### [DESCRIPTION OF THE TASK]
Retype the data below without altering anything.

[BEGIN GIVEN INFORMATION]

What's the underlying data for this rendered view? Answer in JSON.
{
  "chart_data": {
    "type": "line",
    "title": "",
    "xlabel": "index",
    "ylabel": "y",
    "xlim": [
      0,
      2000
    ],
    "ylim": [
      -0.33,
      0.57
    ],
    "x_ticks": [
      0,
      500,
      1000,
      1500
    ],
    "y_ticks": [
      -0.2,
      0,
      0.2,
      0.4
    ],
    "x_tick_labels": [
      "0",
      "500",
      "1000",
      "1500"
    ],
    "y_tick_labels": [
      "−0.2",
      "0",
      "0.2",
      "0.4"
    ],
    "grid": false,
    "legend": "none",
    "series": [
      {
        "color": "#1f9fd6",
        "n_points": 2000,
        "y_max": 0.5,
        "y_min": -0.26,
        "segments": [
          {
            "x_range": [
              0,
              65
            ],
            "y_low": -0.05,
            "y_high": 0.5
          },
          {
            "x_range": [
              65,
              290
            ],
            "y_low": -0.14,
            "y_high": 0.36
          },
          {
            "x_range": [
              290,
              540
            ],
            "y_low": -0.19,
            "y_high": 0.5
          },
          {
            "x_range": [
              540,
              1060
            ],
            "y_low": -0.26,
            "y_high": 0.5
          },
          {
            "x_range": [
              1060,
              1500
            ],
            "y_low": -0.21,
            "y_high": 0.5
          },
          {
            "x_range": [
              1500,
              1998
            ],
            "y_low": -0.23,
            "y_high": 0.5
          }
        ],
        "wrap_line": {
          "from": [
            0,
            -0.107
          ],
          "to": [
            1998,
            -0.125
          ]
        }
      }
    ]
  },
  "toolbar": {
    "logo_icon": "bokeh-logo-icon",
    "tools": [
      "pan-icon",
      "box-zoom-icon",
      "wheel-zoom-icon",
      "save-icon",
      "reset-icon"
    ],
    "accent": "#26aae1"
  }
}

[END GIVEN INFORMATION]

### [ANSWER FOR THE TASK]
What's the underlying data for this rendered view? Answer in JSON.
{
  "chart_data": {
    "type": "line",
    "title": "",
    "xlabel": "index",
    "ylabel": "y",
    "xlim": [
      0,
      2000
    ],
    "ylim": [
      -0.33,
      0.57
    ],
    "x_ticks": [
      0,
      500,
      1000,
      1500
    ],
    "y_ticks": [
      -0.2,
      0,
      0.2,
      0.4
    ],
    "x_tick_labels": [
      "0",
      "500",
      "1000",
      "1500"
    ],
    "y_tick_labels": [
      "−0.2",
      "0",
      "0.2",
      "0.4"
    ],
    "grid": false,
    "legend": "none",
    "series": [
      {
        "color": "#1f9fd6",
        "n_points": 2000,
        "y_max": 0.5,
        "y_min": -0.26,
        "segments": [
          {
            "x_range": [
              0,
              65
            ],
            "y_low": -0.05,
            "y_high": 0.5
          },
          {
            "x_range": [
              65,
              290
            ],
            "y_low": -0.14,
            "y_high": 0.36
          },
          {
            "x_range": [
              290,
              540
            ],
            "y_low": -0.19,
            "y_high": 0.5
          },
          {
            "x_range": [
              540,
              1060
            ],
            "y_low": -0.26,
            "y_high": 0.5
          },
          {
            "x_range": [
              1060,
              1500
            ],
            "y_low": -0.21,
            "y_high": 0.5
          },
          {
            "x_range": [
              1500,
              1998
            ],
            "y_low": -0.23,
            "y_high": 0.5
          }
        ],
        "wrap_line": {
          "from": [
            0,
            -0.107
          ],
          "to": [
            1998,
            -0.125
          ]
        }
      }
    ]
  },
  "toolbar": {
    "logo_icon": "bokeh-logo-icon",
    "tools": [
      "pan-icon",
      "box-zoom-icon",
      "wheel-zoom-icon",
      "save-icon",
      "reset-icon"
    ],
    "accent": "#26aae1"
  }
}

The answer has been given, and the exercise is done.